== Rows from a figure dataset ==
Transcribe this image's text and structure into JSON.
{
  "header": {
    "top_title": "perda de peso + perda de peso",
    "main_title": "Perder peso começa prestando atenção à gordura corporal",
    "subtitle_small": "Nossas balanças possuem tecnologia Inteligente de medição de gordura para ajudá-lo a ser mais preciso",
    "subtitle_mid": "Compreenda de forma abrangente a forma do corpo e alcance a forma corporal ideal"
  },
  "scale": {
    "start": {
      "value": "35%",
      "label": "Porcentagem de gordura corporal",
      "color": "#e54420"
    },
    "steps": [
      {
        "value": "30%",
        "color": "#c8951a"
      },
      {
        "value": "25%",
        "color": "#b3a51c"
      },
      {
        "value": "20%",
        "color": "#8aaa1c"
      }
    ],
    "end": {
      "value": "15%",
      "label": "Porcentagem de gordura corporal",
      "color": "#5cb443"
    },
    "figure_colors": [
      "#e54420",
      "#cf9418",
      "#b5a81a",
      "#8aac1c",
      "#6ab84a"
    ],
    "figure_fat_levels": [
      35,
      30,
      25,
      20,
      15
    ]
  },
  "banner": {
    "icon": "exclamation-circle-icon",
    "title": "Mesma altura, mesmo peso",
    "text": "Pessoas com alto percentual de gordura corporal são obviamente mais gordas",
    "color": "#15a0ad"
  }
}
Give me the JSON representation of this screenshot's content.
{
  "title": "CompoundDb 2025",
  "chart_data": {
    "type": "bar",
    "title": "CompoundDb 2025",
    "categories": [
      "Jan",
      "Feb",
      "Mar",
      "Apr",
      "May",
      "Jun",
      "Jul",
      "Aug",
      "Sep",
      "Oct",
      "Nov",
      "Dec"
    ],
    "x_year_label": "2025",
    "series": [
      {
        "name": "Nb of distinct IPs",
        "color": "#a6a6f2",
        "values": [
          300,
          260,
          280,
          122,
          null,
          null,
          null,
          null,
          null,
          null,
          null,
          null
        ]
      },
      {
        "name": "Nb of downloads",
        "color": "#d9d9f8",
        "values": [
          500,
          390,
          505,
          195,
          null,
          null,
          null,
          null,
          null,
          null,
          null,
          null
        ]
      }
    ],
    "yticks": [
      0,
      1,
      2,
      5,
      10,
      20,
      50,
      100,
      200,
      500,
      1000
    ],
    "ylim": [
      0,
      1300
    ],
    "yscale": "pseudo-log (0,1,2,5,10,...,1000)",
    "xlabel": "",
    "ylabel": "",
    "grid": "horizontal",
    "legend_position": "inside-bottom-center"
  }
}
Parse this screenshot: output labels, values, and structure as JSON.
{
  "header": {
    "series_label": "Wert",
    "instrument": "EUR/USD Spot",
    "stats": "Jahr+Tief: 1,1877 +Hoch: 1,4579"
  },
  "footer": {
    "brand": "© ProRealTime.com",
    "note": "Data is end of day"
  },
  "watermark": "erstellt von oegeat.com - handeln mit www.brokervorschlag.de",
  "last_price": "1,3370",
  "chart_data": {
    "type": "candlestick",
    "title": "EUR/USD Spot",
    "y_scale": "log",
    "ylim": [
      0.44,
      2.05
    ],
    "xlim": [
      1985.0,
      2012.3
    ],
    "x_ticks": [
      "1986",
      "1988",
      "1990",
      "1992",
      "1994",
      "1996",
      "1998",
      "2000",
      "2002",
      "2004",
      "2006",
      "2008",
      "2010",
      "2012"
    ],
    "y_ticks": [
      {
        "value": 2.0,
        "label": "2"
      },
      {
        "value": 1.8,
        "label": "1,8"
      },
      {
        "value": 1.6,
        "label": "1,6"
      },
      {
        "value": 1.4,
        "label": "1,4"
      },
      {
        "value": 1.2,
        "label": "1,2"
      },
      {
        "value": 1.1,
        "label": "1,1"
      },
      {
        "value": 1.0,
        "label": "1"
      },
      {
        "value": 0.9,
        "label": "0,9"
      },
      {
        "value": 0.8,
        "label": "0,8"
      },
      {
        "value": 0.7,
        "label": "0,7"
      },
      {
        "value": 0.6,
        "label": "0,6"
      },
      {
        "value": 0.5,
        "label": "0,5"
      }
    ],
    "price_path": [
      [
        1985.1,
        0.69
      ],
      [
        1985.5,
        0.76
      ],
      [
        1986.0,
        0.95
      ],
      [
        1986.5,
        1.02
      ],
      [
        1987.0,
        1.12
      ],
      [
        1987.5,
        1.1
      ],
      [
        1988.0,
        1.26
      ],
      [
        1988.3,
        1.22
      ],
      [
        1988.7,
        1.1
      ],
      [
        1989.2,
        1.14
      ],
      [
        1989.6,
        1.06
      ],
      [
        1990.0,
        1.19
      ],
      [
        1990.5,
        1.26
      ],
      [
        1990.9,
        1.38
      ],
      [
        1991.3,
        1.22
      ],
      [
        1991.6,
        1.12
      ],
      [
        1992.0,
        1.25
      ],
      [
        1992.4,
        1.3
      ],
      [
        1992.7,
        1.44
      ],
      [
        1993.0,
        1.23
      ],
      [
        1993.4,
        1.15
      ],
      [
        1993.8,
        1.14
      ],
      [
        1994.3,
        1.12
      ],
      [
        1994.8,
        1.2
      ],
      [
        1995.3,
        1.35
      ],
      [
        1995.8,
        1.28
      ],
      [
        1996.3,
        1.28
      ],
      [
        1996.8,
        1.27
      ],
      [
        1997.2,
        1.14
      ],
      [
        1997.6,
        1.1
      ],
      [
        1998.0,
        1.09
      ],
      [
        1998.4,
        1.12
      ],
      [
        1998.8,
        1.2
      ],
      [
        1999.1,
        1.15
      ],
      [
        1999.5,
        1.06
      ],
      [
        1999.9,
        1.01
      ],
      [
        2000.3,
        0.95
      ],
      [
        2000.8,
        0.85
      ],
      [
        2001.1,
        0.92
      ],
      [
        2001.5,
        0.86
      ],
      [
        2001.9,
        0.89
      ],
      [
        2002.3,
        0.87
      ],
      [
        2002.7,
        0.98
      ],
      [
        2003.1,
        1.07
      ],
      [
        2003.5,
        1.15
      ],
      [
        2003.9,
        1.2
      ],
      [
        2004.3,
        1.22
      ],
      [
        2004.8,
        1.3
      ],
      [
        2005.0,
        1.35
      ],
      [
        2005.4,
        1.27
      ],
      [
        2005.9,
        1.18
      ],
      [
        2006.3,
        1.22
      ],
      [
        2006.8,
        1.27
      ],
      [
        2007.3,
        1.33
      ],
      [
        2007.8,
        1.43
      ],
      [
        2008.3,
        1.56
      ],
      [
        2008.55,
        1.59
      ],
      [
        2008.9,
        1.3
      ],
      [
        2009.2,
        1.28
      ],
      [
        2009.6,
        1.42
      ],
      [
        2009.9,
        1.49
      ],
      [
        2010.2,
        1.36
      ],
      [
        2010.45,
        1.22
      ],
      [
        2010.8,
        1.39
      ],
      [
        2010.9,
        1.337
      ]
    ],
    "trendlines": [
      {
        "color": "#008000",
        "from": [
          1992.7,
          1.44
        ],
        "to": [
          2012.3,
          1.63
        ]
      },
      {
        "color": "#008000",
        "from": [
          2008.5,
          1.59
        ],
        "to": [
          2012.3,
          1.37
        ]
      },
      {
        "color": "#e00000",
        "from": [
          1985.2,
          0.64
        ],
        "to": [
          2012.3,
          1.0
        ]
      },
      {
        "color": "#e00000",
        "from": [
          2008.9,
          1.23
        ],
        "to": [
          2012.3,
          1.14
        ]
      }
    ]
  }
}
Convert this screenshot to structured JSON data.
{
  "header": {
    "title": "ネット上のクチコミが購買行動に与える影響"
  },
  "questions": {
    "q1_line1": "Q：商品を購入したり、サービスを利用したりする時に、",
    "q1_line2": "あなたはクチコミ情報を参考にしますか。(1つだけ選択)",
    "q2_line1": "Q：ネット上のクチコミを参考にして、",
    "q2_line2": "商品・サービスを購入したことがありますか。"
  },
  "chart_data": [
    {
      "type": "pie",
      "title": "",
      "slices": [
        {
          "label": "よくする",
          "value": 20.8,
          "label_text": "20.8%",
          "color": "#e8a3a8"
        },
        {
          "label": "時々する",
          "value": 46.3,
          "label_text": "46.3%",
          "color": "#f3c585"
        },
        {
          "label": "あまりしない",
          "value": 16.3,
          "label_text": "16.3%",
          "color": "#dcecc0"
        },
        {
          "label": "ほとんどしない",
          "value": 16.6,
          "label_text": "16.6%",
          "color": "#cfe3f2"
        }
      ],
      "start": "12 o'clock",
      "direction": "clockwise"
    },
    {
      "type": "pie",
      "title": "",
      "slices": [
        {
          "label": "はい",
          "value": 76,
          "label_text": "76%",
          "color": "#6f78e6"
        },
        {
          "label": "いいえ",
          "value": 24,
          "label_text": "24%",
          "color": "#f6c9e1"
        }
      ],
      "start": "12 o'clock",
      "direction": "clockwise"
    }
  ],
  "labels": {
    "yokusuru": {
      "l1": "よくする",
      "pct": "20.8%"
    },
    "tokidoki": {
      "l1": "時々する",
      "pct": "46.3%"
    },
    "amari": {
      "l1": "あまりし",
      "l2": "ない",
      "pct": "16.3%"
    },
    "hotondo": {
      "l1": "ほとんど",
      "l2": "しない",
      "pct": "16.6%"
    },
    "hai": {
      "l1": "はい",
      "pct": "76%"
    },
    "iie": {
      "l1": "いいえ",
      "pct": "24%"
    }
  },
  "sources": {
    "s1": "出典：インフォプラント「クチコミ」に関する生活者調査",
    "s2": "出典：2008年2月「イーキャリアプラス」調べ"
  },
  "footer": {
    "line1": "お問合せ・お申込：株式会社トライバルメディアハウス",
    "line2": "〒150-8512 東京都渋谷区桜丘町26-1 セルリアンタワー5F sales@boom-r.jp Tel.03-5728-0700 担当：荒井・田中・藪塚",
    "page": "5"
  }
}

== Problem details ==
Return, word for word, each line from the line that contains "Convert this screenshot" to the end of the listing above; include both end lines and nothing else.

== Result ==
Convert this screenshot to structured JSON data.
{
  "header": {
    "title": "ネット上のクチコミが購買行動に与える影響"
  },
  "questions": {
    "q1_line1": "Q：商品を購入したり、サービスを利用したりする時に、",
    "q1_line2": "あなたはクチコミ情報を参考にしますか。(1つだけ選択)",
    "q2_line1": "Q：ネット上のクチコミを参考にして、",
    "q2_line2": "商品・サービスを購入したことがありますか。"
  },
  "chart_data": [
    {
      "type": "pie",
      "title": "",
      "slices": [
        {
          "label": "よくする",
          "value": 20.8,
          "label_text": "20.8%",
          "color": "#e8a3a8"
        },
        {
          "label": "時々する",
          "value": 46.3,
          "label_text": "46.3%",
          "color": "#f3c585"
        },
        {
          "label": "あまりしない",
          "value": 16.3,
          "label_text": "16.3%",
          "color": "#dcecc0"
        },
        {
          "label": "ほとんどしない",
          "value": 16.6,
          "label_text": "16.6%",
          "color": "#cfe3f2"
        }
      ],
      "start": "12 o'clock",
      "direction": "clockwise"
    },
    {
      "type": "pie",
      "title": "",
      "slices": [
        {
          "label": "はい",
          "value": 76,
          "label_text": "76%",
          "color": "#6f78e6"
        },
        {
          "label": "いいえ",
          "value": 24,
          "label_text": "24%",
          "color": "#f6c9e1"
        }
      ],
      "start": "12 o'clock",
      "direction": "clockwise"
    }
  ],
  "labels": {
    "yokusuru": {
      "l1": "よくする",
      "pct": "20.8%"
    },
    "tokidoki": {
      "l1": "時々する",
      "pct": "46.3%"
    },
    "amari": {
      "l1": "あまりし",
      "l2": "ない",
      "pct": "16.3%"
    },
    "hotondo": {
      "l1": "ほとんど",
      "l2": "しない",
      "pct": "16.6%"
    },
    "hai": {
      "l1": "はい",
      "pct": "76%"
    },
    "iie": {
      "l1": "いいえ",
      "pct": "24%"
    }
  },
  "sources": {
    "s1": "出典：インフォプラント「クチコミ」に関する生活者調査",
    "s2": "出典：2008年2月「イーキャリアプラス」調べ"
  },
  "footer": {
    "line1": "お問合せ・お申込：株式会社トライバルメディアハウス",
    "line2": "〒150-8512 東京都渋谷区桜丘町26-1 セルリアンタワー5F sales@boom-r.jp Tel.03-5728-0700 担当：荒井・田中・藪塚",
    "page": "5"
  }
}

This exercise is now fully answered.